» **Brano di testo**:
========================

Post di Sofia
In
questo
post Antonio Martino lasciava questo commento:
L’interrogativo
è rimasto aperto, ma il dubbio (ascoltando i tg, leggendo i giornali così come
pubblicazioni e monografie varie) che la cerchia DI PERSONE CONSAPEVOLI sia ancora piuttosto isolata,
rimane.
Non
c’è giorno che non mi domandi - di fronte al monopolio della falsa
informazione, delle reazioni internazionali alle nostre politiche economiche,
di fronte ai disservizi che subiamo ogni sacrosanto giorno o ai servizi di cui
non usufruiamo, di fronte al totale dissesto del territorio, al senso di
smarrimento delle persone e alla perdita di prospettive future, di fronte alla
rassegnazione che si legge nelle parole e negli occhi dei più svariati
interlocutori – come abbiamo perso memoria di quello che siamo e valiamo (come
popolo, intendo).

========================

» **Dati estratti**:
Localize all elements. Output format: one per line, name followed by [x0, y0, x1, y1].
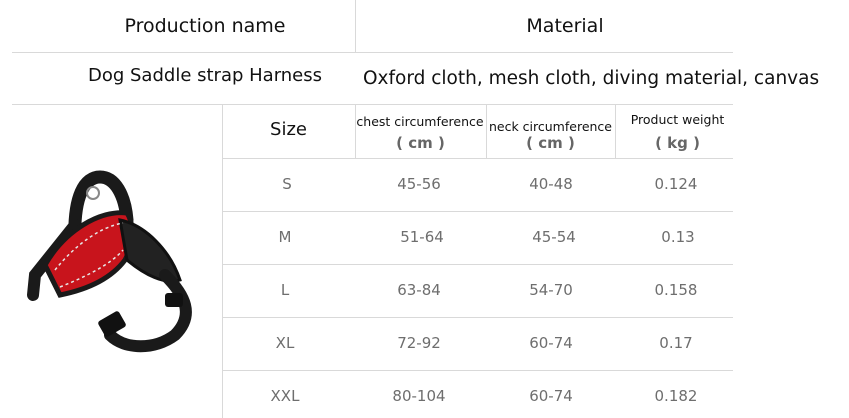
chest-cell: 80-104 [392, 387, 446, 405]
size-table-row-line-3 [222, 264, 733, 265]
top-table-divider-1 [12, 52, 733, 53]
size-column-header: Size [270, 119, 307, 140]
neck-cell: 54-70 [529, 281, 573, 299]
weight-unit: ( kg ) [655, 134, 700, 152]
neck-cell: 40-48 [529, 175, 573, 193]
harness-product-image [27, 170, 192, 353]
weight-column-header: Product weight [630, 112, 725, 127]
harness-buckle [98, 311, 126, 337]
size-table-row-line-5 [222, 370, 733, 371]
chest-cell: 45-56 [397, 175, 441, 193]
chest-unit: ( cm ) [396, 134, 445, 152]
neck-cell: 60-74 [529, 387, 573, 405]
size-table-row-line-4 [222, 317, 733, 318]
weight-cell: 0.124 [654, 175, 698, 193]
neck-unit: ( cm ) [526, 134, 575, 152]
size-cell: S [282, 175, 292, 193]
production-name-label: Production name [124, 15, 286, 37]
chest-cell: 51-64 [400, 228, 444, 246]
size-cell: XXL [270, 387, 300, 405]
neck-cell: 45-54 [532, 228, 576, 246]
chest-cell: 72-92 [397, 334, 441, 352]
top-table-vertical [355, 0, 356, 52]
weight-cell: 0.158 [654, 281, 698, 299]
harness-chest-strap [104, 269, 192, 353]
weight-cell: 0.182 [654, 387, 698, 405]
top-table-divider-2 [12, 104, 733, 105]
weight-cell: 0.17 [659, 334, 693, 352]
product-name-value: Dog Saddle strap Harness [87, 65, 323, 86]
harness-d-ring [86, 186, 100, 200]
neck-column-header: neck circumference [488, 119, 612, 134]
material-value: Oxford cloth, mesh cloth, diving materia… [363, 68, 820, 89]
chest-cell: 63-84 [397, 281, 441, 299]
size-cell: M [278, 228, 292, 246]
size-cell: XL [275, 334, 295, 352]
size-table-row-line-2 [222, 211, 733, 212]
size-cell: L [280, 281, 290, 299]
material-label: Material [526, 15, 604, 37]
weight-cell: 0.13 [661, 228, 695, 246]
size-table-row-line-1 [222, 158, 733, 159]
neck-cell: 60-74 [529, 334, 573, 352]
harness-mesh-panel [118, 218, 182, 283]
chest-column-header: chest circumference [356, 114, 484, 129]
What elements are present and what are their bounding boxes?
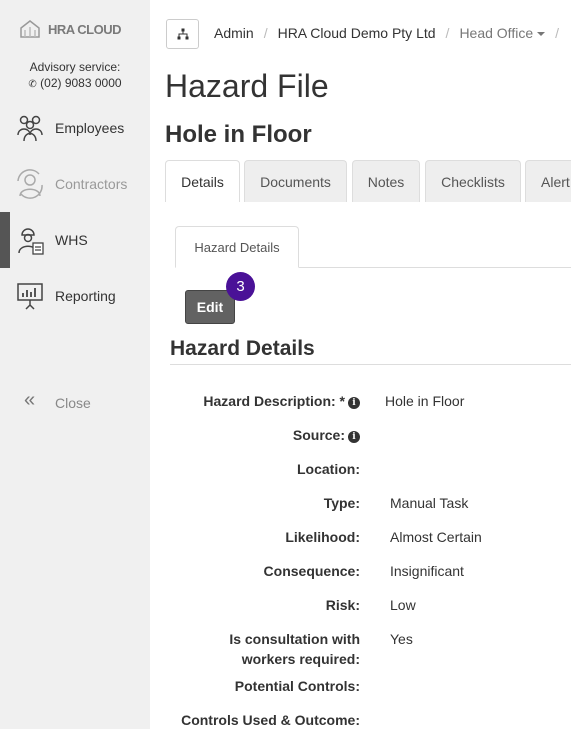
sidebar-item-label: Reporting [55,288,116,304]
reporting-icon [17,283,43,310]
logo[interactable]: HRA CLOUD [18,18,122,40]
sidebar-item-contractors[interactable]: Contractors [0,156,150,212]
section-title: Hazard Details [170,337,315,360]
sidebar-item-reporting[interactable]: Reporting [0,268,150,324]
sidebar: HRA CLOUD Advisory service: ✆ (02) 9083 … [0,0,150,729]
field-label-controls-used: Controls Used & Outcome: [181,712,360,728]
field-value-consultation: Yes [390,631,413,647]
chevrons-left-icon: « [24,389,36,411]
org-chart-button[interactable] [166,19,199,49]
field-label-hazard-description: Hazard Description: * i [203,391,360,411]
sidebar-item-whs[interactable]: WHS [0,212,150,268]
tab-documents[interactable]: Documents [244,160,347,202]
subtab-hazard-details[interactable]: Hazard Details [175,226,299,268]
page-title: Hazard File [165,68,329,104]
field-label-source: Source: i [293,425,360,445]
field-label-likelihood: Likelihood: [285,529,360,545]
logo-text: HRA CLOUD [48,21,122,37]
breadcrumb-location: Head Office [459,25,534,41]
tab-checklists[interactable]: Checklists [425,160,521,202]
breadcrumb-admin[interactable]: Admin [214,25,254,41]
logo-icon [20,20,40,38]
field-value-likelihood: Almost Certain [390,529,482,545]
field-label-risk: Risk: [325,597,360,613]
field-label-consultation: Is consultation with workers required: [229,631,360,667]
sidebar-item-employees[interactable]: Employees [0,100,150,156]
tab-details[interactable]: Details [165,160,240,202]
caret-down-icon [537,32,546,37]
phone-number: (02) 9083 0000 [40,76,122,90]
breadcrumb-separator: / [555,25,559,41]
field-value-hazard-description: Hole in Floor [385,393,465,409]
phone-icon: ✆ [28,79,37,90]
tab-notes[interactable]: Notes [352,160,420,202]
field-value-risk: Low [390,597,416,613]
edit-button[interactable]: Edit [185,290,235,324]
advisory-service: Advisory service: ✆ (02) 9083 0000 [0,59,150,93]
close-label: Close [55,395,91,411]
tab-alerts[interactable]: Alert [525,160,571,202]
info-icon[interactable]: i [348,431,360,443]
sidebar-item-label: WHS [55,232,88,248]
section-divider [170,364,571,365]
field-value-type: Manual Task [390,495,469,511]
tab-bar: Details Documents Notes Checklists Alert [165,160,571,202]
field-value-consequence: Insignificant [390,563,464,579]
info-icon[interactable]: i [348,397,360,409]
advisory-label: Advisory service: [29,60,121,74]
sidebar-close-button[interactable]: « Close [0,388,150,418]
employees-icon [17,115,43,142]
advisory-phone[interactable]: ✆ (02) 9083 0000 [0,75,150,93]
field-label-type: Type: [323,495,360,511]
field-label-potential-controls: Potential Controls: [234,678,360,694]
breadcrumb-separator: / [445,25,450,41]
record-title: Hole in Floor [165,121,312,148]
step-badge: 3 [226,272,255,301]
breadcrumb-company[interactable]: HRA Cloud Demo Pty Ltd [278,25,436,41]
contractors-icon [17,169,43,199]
breadcrumb-location-dropdown[interactable]: Head Office [459,25,546,41]
breadcrumb: Admin / HRA Cloud Demo Pty Ltd / Head Office… [214,25,569,41]
sidebar-item-label: Employees [55,120,125,136]
field-label-location: Location: [297,461,360,477]
whs-icon [18,228,44,255]
breadcrumb-separator: / [263,25,268,41]
sidebar-item-label: Contractors [55,176,128,192]
field-label-consequence: Consequence: [263,563,360,579]
sitemap-icon [177,28,188,40]
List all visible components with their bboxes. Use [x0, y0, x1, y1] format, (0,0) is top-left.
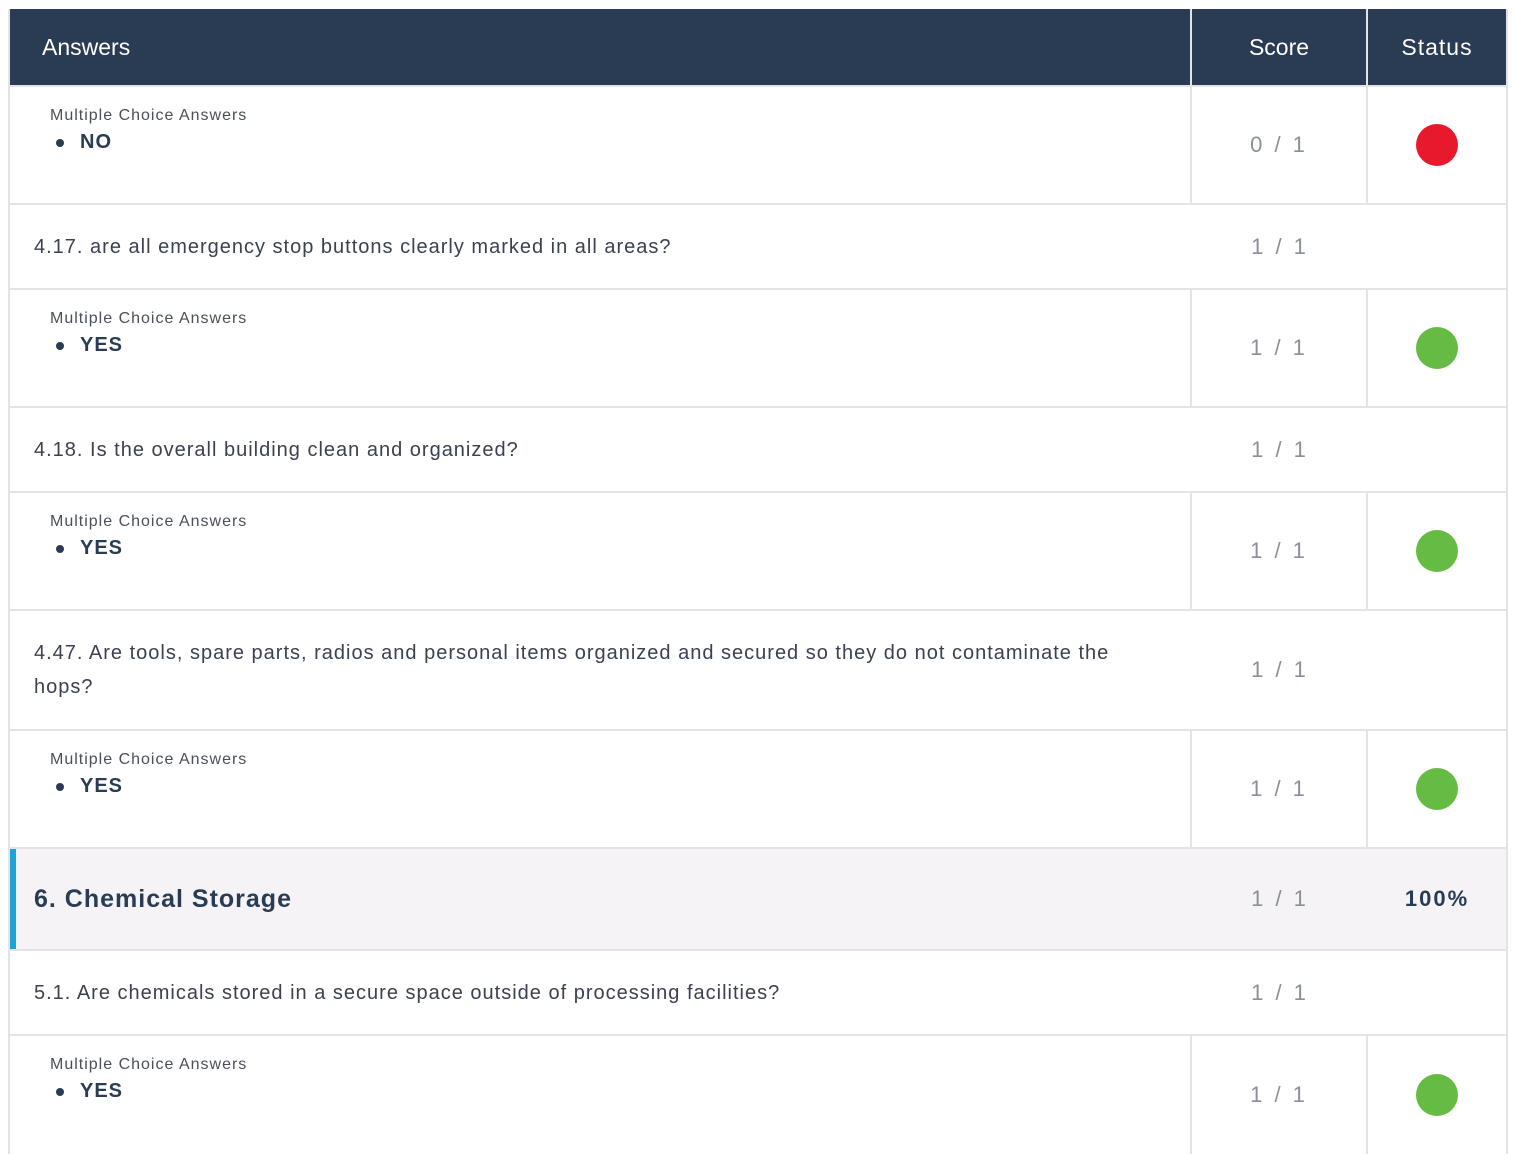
- score-cell: 1 / 1: [1192, 408, 1368, 491]
- score-cell: 1 / 1: [1192, 290, 1368, 406]
- status-column-header: Status: [1401, 33, 1473, 60]
- status-cell: [1368, 611, 1506, 729]
- score-value: 1 / 1: [1250, 335, 1308, 360]
- status-cell: [1368, 493, 1506, 609]
- bullet-icon: [56, 1087, 64, 1096]
- section-score: 1 / 1: [1251, 886, 1309, 911]
- bullet-icon: [56, 544, 64, 553]
- bullet-icon: [56, 341, 64, 350]
- answer-cell: Multiple Choice Answers YES: [10, 1036, 1192, 1154]
- status-cell: [1368, 87, 1506, 203]
- status-cell: 100%: [1368, 849, 1506, 949]
- section-title: 6. Chemical Storage: [34, 884, 292, 913]
- answers-column-header: Answers: [10, 9, 1192, 85]
- section-row: 6. Chemical Storage 1 / 1 100%: [10, 849, 1506, 951]
- score-value: 1 / 1: [1251, 436, 1309, 462]
- pass-status-icon: [1416, 768, 1458, 810]
- status-cell: [1368, 290, 1506, 406]
- section-percent: 100%: [1404, 886, 1470, 911]
- score-value: 0 / 1: [1250, 132, 1308, 157]
- question-row: 4.17. are all emergency stop buttons cle…: [10, 205, 1506, 290]
- answer-label: Multiple Choice Answers: [50, 107, 248, 124]
- answer-value-text: YES: [80, 1080, 124, 1102]
- score-value: 1 / 1: [1251, 979, 1309, 1005]
- answer-value: NO: [50, 131, 112, 154]
- pass-status-icon: [1416, 327, 1458, 369]
- score-cell: 1 / 1: [1192, 731, 1368, 847]
- score-cell: 1 / 1: [1192, 849, 1368, 949]
- answer-row: Multiple Choice Answers YES 1 / 1: [10, 731, 1506, 849]
- score-cell: 1 / 1: [1192, 951, 1368, 1034]
- answer-value: YES: [50, 775, 123, 798]
- answer-value: YES: [50, 334, 123, 357]
- audit-report-table: Answers Score Status Multiple Choice Ans…: [8, 9, 1508, 1154]
- answer-label: Multiple Choice Answers: [50, 310, 248, 327]
- question-row: 4.18. Is the overall building clean and …: [10, 408, 1506, 493]
- question-row: 4.47. Are tools, spare parts, radios and…: [10, 611, 1506, 731]
- pass-status-icon: [1416, 1074, 1458, 1116]
- answer-cell: Multiple Choice Answers NO: [10, 87, 1192, 203]
- score-column-header: Score: [1192, 9, 1368, 85]
- answer-value: YES: [50, 1080, 123, 1103]
- answer-value-text: NO: [80, 131, 112, 153]
- score-value: 1 / 1: [1250, 776, 1308, 801]
- answer-value: YES: [50, 537, 123, 560]
- table-header: Answers Score Status: [10, 9, 1506, 87]
- bullet-icon: [56, 782, 64, 791]
- answer-cell: Multiple Choice Answers YES: [10, 493, 1192, 609]
- answer-value-text: YES: [80, 537, 124, 559]
- answer-row: Multiple Choice Answers YES 1 / 1: [10, 493, 1506, 611]
- status-cell: [1368, 951, 1506, 1034]
- answer-row: Multiple Choice Answers YES 1 / 1: [10, 1036, 1506, 1154]
- answer-row: Multiple Choice Answers NO 0 / 1: [10, 87, 1506, 205]
- status-cell: [1368, 205, 1506, 288]
- score-cell: 1 / 1: [1192, 611, 1368, 729]
- question-text: 4.47. Are tools, spare parts, radios and…: [34, 642, 1110, 698]
- answer-value-text: YES: [80, 775, 124, 797]
- pass-status-icon: [1416, 530, 1458, 572]
- bullet-icon: [56, 138, 64, 147]
- answer-label: Multiple Choice Answers: [50, 513, 248, 530]
- status-cell: [1368, 731, 1506, 847]
- question-text: 4.17. are all emergency stop buttons cle…: [34, 235, 672, 258]
- score-cell: 0 / 1: [1192, 87, 1368, 203]
- question-text: 4.18. Is the overall building clean and …: [34, 438, 519, 461]
- fail-status-icon: [1416, 124, 1458, 166]
- answer-label: Multiple Choice Answers: [50, 751, 248, 768]
- score-cell: 1 / 1: [1192, 205, 1368, 288]
- answer-cell: Multiple Choice Answers YES: [10, 290, 1192, 406]
- status-cell: [1368, 408, 1506, 491]
- question-row: 5.1. Are chemicals stored in a secure sp…: [10, 951, 1506, 1036]
- question-text: 5.1. Are chemicals stored in a secure sp…: [34, 981, 781, 1004]
- score-value: 1 / 1: [1250, 538, 1308, 563]
- score-value: 1 / 1: [1251, 233, 1309, 259]
- answer-cell: Multiple Choice Answers YES: [10, 731, 1192, 847]
- answer-value-text: YES: [80, 334, 124, 356]
- score-value: 1 / 1: [1250, 1082, 1308, 1107]
- status-cell: [1368, 1036, 1506, 1154]
- answer-row: Multiple Choice Answers YES 1 / 1: [10, 290, 1506, 408]
- score-value: 1 / 1: [1251, 657, 1309, 682]
- answer-label: Multiple Choice Answers: [50, 1056, 248, 1073]
- score-cell: 1 / 1: [1192, 493, 1368, 609]
- score-cell: 1 / 1: [1192, 1036, 1368, 1154]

========================

» **Da fare**:
1) Traduci in inglese la seguente frase del post di Sofia: "L’interrogativo è rimasto aperto, ma il dubbio (ascoltando i tg, leggendo i giornali così come pubblicazioni e monografie varie) che la cerchia DI PERSONE CONSAPEVOLI sia ancora piuttosto isolata, rimane."
2) Riprendi il post di Sofia e prosegui il testo dopo l'ultima frase riportata.

» **Risultati in ordine**:
1) The question has remained open, but the doubt (from listening to the TV news, reading the newspapers as well as various publications and monographs) that the circle OF AWARE PEOPLE is still rather isolated remains.

2)
Mi
chiedo perché subiamo sommessamente l’incuria e la devastazione, i disservizi e
la desolazione, la depredazione e la desertificazione, questa distruzione
intorno che non ci dà più il senso di casa, di quartiere, di popolo, di
appartenenza ad una comunità che
dovrebbe proteggerci, ad uno Stato che dovrebbe esserci di ausilio per lo
sviluppo delle nostre esistenze e di elevazione sociale, perché siamo tutti
costretti a lavorare sempre di più e a guadagnare sempre di meno, ad abbrutirci
per avere in cambio il “niente”, per pagare tasse che in cambio non danno
servizi e assistenza ma aumentano solo il nostro senso di impoverimento
generale e di ingiustizia e aumentano il senso di incertezza per il futuro.
Proprio
sull’onda di questi interrogativi, mi imbatto nella lettura di “La Nazione fatidica – Elogio politico e
metafisico dell’Italia” (Altaforte Edizioni 2018) scritto da Adriano
Scianca (filosofo), e prefazione di Mario Giordano.
La
parte più interessante del testo è l’introduzione, per arrivare alle
conclusioni che, a mio modesto parere, sono totalmente dissociate dalle ottime
premesse di cui l’autore si è fatto portavoce.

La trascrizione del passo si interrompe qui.